======== RECORDED INFORMATION

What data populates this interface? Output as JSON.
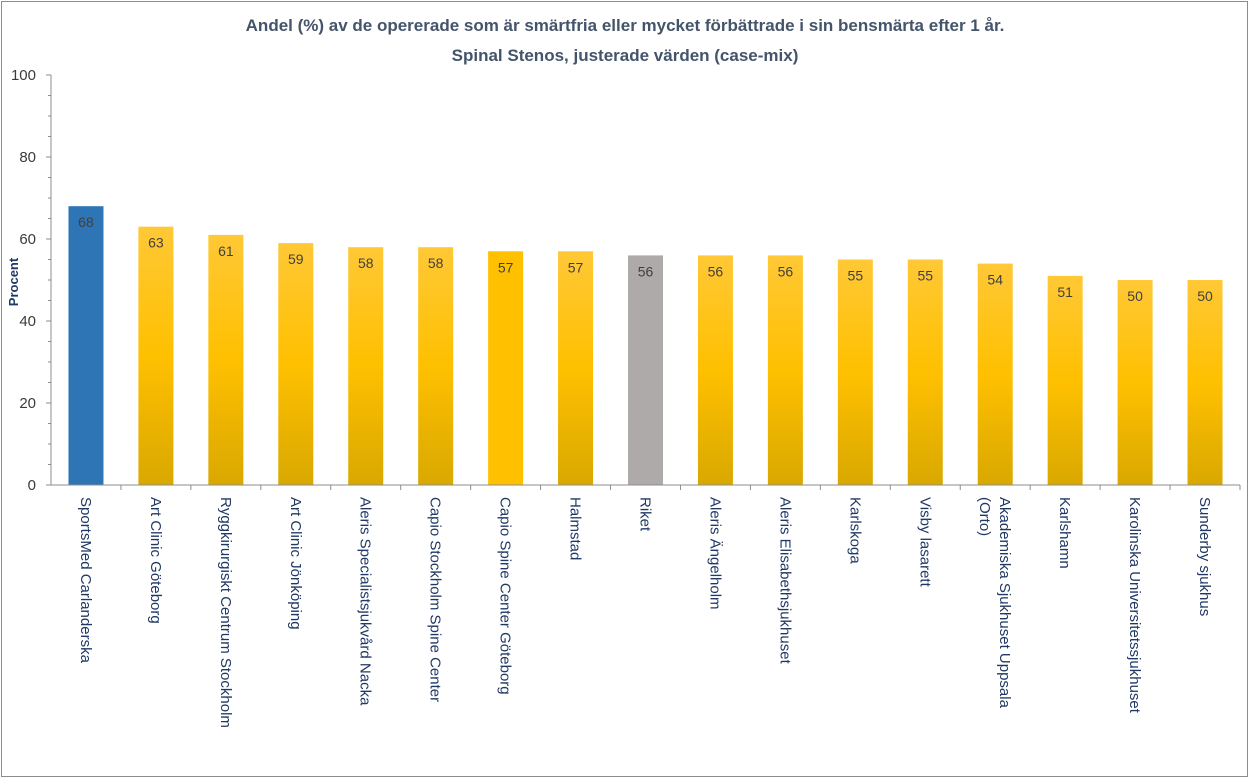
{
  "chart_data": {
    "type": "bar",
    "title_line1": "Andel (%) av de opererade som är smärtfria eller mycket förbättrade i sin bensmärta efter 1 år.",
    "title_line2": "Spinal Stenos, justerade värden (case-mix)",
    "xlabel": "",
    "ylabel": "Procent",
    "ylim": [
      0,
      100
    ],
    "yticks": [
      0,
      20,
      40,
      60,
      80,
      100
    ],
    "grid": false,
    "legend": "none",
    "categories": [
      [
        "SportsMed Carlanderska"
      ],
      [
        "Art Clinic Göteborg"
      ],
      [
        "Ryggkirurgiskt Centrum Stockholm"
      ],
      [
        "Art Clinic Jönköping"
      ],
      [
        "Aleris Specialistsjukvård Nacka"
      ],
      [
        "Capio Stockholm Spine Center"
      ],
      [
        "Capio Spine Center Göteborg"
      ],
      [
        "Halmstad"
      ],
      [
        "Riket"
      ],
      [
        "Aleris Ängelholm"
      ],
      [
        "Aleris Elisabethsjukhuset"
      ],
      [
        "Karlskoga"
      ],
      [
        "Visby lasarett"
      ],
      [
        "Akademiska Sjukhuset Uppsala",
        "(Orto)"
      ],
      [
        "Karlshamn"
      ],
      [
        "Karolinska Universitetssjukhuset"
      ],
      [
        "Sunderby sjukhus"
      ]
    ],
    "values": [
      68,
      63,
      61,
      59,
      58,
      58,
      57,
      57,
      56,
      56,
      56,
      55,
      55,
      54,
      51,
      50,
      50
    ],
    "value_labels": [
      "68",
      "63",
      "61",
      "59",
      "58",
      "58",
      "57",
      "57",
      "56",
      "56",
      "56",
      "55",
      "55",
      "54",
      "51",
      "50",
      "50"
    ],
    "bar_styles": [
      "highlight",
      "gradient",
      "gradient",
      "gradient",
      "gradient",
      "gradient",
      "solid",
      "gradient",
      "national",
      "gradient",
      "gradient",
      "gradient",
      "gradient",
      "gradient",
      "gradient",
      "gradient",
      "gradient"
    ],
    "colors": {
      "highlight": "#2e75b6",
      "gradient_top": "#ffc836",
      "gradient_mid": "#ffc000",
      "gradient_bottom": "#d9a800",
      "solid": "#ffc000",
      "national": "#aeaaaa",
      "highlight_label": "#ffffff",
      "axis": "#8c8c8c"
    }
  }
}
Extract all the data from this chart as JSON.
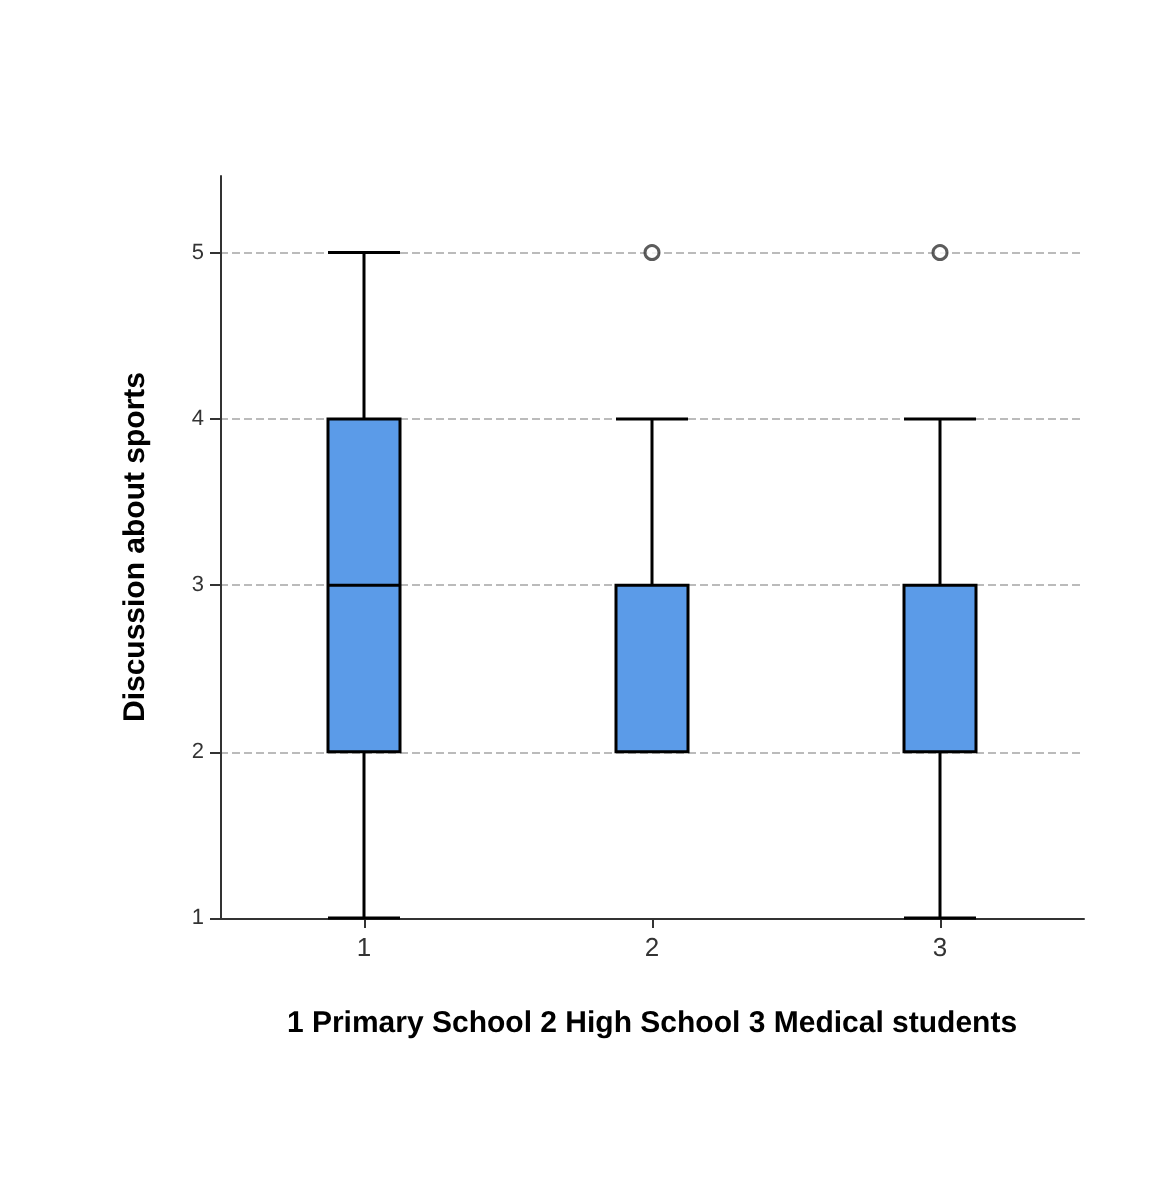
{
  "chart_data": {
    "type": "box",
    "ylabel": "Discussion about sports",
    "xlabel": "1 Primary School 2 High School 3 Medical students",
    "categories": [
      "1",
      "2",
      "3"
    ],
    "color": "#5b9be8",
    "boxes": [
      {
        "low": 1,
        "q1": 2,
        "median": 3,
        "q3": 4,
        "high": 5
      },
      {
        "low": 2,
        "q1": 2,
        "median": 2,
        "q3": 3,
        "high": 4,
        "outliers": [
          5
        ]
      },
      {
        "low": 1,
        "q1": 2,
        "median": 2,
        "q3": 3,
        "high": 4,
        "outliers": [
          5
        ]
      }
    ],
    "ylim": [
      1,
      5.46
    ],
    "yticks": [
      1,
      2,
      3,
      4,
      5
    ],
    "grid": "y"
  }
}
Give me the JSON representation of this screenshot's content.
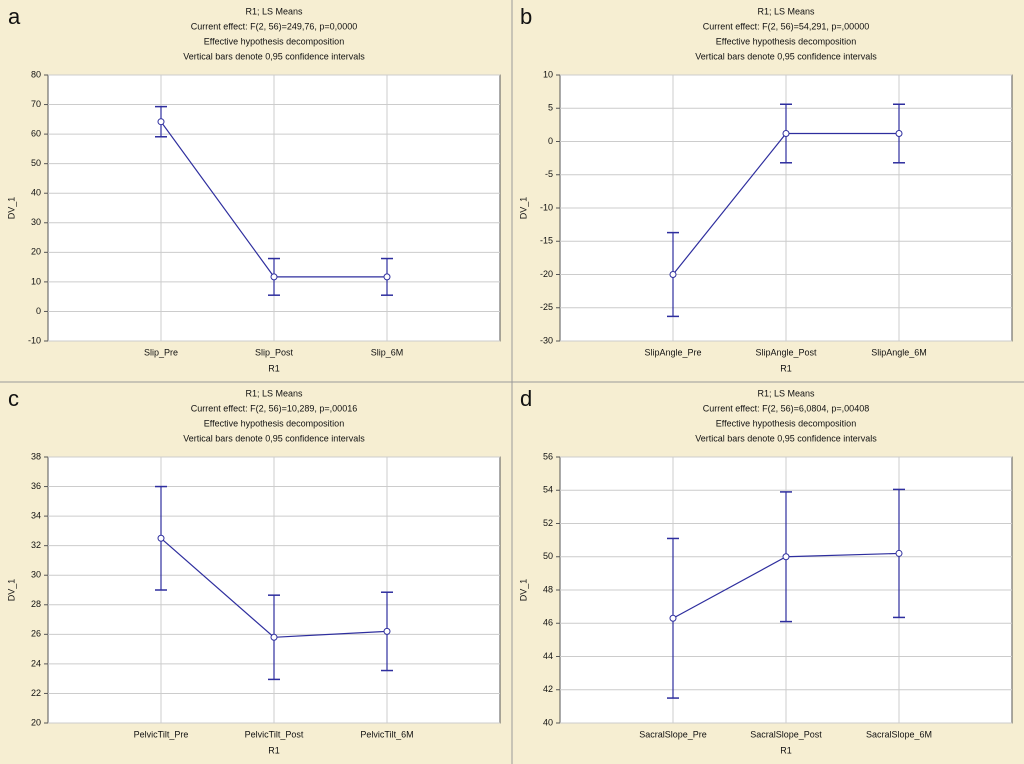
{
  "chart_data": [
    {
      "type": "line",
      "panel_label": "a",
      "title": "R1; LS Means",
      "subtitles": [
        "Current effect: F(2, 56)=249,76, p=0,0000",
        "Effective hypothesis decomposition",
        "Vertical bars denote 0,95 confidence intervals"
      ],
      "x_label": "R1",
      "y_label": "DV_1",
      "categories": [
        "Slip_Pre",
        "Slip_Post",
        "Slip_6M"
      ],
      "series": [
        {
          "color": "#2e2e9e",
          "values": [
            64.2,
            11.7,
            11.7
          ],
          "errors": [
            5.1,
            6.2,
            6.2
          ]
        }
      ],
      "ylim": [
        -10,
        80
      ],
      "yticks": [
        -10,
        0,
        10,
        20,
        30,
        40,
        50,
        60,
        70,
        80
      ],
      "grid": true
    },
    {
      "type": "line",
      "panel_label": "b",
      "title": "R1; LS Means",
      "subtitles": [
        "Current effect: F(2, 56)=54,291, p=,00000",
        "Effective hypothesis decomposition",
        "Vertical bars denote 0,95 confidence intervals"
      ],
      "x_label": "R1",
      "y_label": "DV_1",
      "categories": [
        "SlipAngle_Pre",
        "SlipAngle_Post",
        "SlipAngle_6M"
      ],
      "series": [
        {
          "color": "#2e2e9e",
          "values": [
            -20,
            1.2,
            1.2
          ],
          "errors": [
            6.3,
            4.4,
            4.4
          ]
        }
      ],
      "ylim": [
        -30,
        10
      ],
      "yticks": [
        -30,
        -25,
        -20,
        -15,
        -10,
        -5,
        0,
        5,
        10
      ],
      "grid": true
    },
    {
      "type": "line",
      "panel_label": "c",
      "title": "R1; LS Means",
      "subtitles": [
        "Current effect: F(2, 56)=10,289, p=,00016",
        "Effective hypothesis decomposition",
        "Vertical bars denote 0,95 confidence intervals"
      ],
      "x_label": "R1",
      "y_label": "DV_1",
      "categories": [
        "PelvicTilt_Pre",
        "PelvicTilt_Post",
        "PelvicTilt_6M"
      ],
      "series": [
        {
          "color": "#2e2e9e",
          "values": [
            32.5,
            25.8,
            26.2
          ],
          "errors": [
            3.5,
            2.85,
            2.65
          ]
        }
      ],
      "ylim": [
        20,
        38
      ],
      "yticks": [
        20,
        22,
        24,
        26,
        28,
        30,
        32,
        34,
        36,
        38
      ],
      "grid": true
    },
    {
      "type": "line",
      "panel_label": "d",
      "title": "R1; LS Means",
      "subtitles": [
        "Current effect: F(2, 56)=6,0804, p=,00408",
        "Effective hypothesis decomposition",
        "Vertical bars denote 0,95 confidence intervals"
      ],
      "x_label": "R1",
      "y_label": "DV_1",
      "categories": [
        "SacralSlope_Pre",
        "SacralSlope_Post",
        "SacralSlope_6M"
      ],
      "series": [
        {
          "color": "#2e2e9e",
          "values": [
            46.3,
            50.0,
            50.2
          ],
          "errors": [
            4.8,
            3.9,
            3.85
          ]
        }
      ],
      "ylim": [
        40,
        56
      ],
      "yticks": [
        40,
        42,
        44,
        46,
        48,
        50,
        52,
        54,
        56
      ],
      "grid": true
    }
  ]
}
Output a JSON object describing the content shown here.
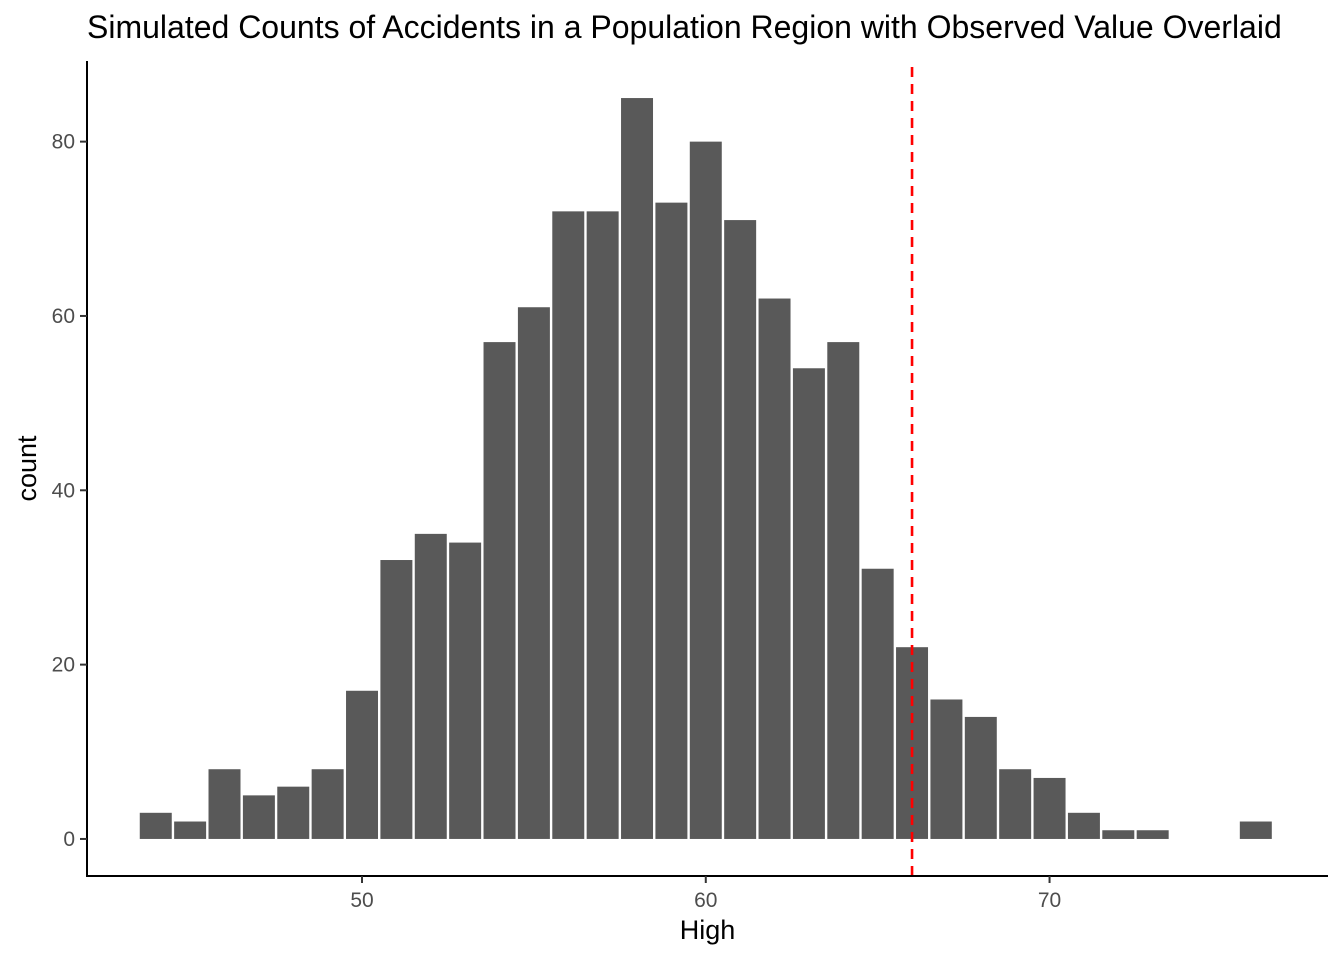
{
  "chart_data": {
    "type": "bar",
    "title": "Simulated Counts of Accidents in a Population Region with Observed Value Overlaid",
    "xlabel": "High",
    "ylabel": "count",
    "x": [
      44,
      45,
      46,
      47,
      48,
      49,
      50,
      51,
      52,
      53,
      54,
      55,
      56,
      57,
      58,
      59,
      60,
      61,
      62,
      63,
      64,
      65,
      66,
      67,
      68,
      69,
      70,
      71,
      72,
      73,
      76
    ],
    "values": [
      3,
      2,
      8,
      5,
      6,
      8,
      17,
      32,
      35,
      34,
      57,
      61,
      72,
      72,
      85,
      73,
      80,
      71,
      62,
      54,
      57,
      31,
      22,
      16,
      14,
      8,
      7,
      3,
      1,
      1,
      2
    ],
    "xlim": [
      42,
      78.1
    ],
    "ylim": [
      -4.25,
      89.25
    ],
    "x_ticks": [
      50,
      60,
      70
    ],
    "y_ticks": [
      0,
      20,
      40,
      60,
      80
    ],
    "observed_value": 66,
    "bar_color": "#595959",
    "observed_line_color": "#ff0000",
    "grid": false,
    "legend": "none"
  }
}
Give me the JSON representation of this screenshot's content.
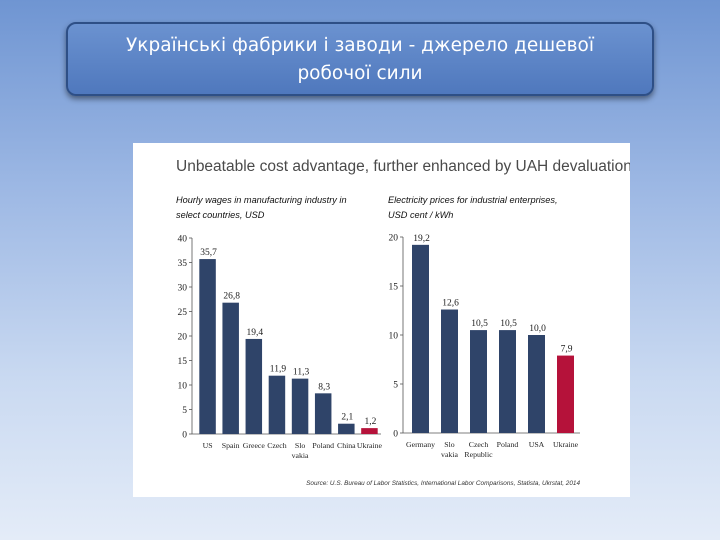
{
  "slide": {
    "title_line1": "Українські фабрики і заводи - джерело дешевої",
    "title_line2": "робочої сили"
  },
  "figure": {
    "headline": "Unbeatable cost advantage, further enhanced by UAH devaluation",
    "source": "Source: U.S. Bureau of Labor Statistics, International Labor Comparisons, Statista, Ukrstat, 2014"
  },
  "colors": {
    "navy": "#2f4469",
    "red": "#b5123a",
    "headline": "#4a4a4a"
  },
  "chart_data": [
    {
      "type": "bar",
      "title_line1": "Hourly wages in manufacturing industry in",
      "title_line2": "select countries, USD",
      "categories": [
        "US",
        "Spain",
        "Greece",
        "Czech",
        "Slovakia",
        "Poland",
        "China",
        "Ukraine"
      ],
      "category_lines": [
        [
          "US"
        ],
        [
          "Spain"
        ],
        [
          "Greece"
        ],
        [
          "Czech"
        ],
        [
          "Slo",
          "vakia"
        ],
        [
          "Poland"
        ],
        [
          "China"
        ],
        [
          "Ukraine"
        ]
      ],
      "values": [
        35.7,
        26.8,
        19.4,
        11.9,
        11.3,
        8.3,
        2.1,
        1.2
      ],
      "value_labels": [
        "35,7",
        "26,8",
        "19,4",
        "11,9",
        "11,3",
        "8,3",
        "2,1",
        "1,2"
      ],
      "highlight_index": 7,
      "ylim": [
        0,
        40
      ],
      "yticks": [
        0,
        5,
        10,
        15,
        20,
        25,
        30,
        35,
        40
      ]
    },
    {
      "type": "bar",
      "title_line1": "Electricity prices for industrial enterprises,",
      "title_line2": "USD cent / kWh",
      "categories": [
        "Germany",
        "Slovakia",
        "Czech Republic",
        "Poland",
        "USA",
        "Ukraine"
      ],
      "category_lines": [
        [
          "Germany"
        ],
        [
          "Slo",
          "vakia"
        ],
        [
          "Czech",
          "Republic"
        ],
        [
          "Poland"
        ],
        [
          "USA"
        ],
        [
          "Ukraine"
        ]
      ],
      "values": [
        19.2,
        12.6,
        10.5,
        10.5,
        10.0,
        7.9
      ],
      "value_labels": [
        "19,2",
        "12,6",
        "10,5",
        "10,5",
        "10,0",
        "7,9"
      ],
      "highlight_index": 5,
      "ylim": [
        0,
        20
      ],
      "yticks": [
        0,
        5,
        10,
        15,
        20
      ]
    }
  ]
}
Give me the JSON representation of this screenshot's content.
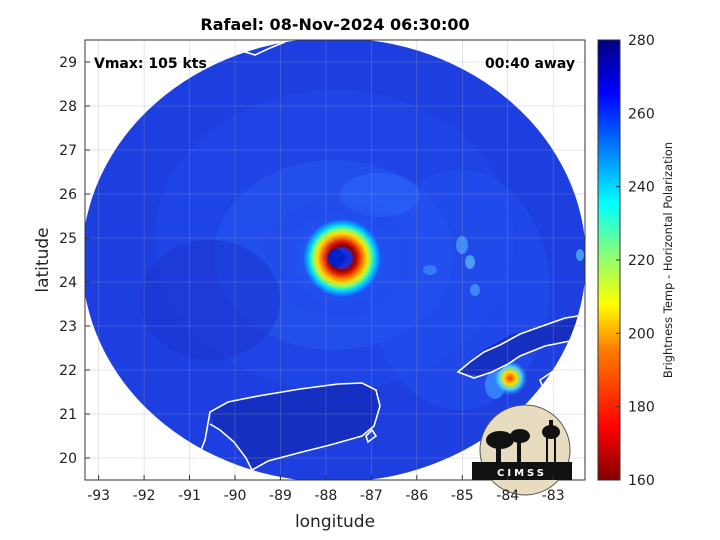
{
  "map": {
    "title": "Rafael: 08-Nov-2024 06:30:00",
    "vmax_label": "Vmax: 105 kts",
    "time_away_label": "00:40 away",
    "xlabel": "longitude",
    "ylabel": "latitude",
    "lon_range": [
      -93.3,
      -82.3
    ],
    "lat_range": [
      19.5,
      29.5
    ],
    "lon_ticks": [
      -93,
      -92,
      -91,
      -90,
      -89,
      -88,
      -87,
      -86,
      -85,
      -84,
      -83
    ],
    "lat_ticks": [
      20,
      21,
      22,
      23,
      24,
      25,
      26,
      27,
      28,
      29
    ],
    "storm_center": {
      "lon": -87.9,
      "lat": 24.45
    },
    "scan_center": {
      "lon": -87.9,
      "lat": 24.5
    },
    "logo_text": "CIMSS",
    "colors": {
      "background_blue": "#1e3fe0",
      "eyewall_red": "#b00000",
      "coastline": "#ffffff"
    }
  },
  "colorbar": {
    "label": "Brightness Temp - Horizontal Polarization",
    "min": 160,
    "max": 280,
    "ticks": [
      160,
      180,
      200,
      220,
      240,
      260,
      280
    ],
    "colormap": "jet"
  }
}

================

• TASK TO COMPLETE
Pull out each line holding the string "Stockholm".

• RIGHT ANSWER
        "Ryggkirurgiskt Centrum Stockholm"
        "Capio Stockholm Spine Center"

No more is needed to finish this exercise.